◆ SOURCE EXCERPT
Mount Cameroon F.C.
- Full name: Mount Cameroon Football Club Buea
- Nickname: Lava Boys
- Short name: MCFC
- Founded: 1997
- Ground: Molyko Omnisport Stadium - Mount Cameroon Stadium Buéa, Cameroon
- Capacity: 15,000
- Owner: Calvin Foinding
- Chairman: Calvin Foinding
- League: 2nd Division - South-West Regional League
- 2017/2018: 3rd
| Home colours | Away colours |

= Mount Cameroon FC =

Cameroonian football club

Mount Cameroon Football Club is a Cameroonian football club based in Buéa. The club was founded in 1997 by Hon. Calvin Foinding. They have competed for more than 12 years in the Cameroon Première Division (Elite One). Their home stadium is the 3,200 seat Molyko Omnisport Stadium but Mount Cameroon FC also plays its home matches on its own academy "Stade d'Honneur" field.

Mount Cameroon FC took football in the region to the pinnacle in 2002 when they became the first club in the region and second West of the Mungo to lift the Cup of Cameroon.

◆ SUPPLIED DATA
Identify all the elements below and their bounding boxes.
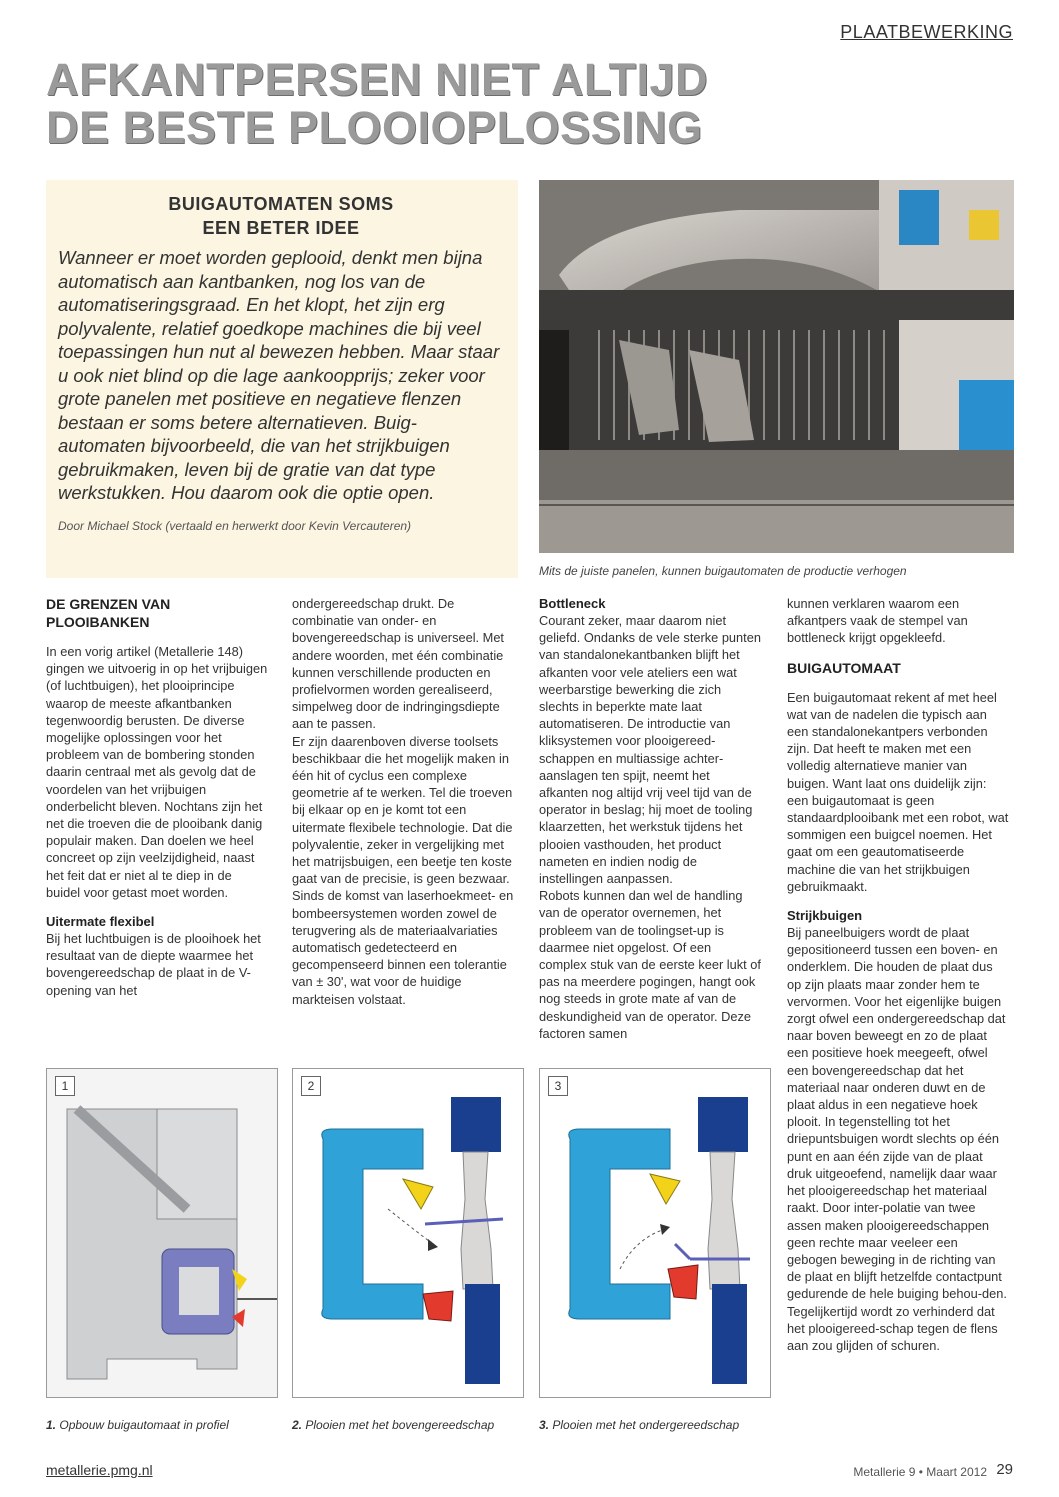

◆ TASK TO CARRY OUT
Can you shorten the paragraph of the Mount Cameroon FC profile that begins "Mount Cameroon FC took football" into one brief sentence that keeps its main facts? Rely only on the Mount Cameroon FC profile, not on the data.

◆ EXERCISE SOLUTION
In 2002 Mount Cameroon FC won the Cup of Cameroon, the first club in the region and the second West of the Mungo to do so.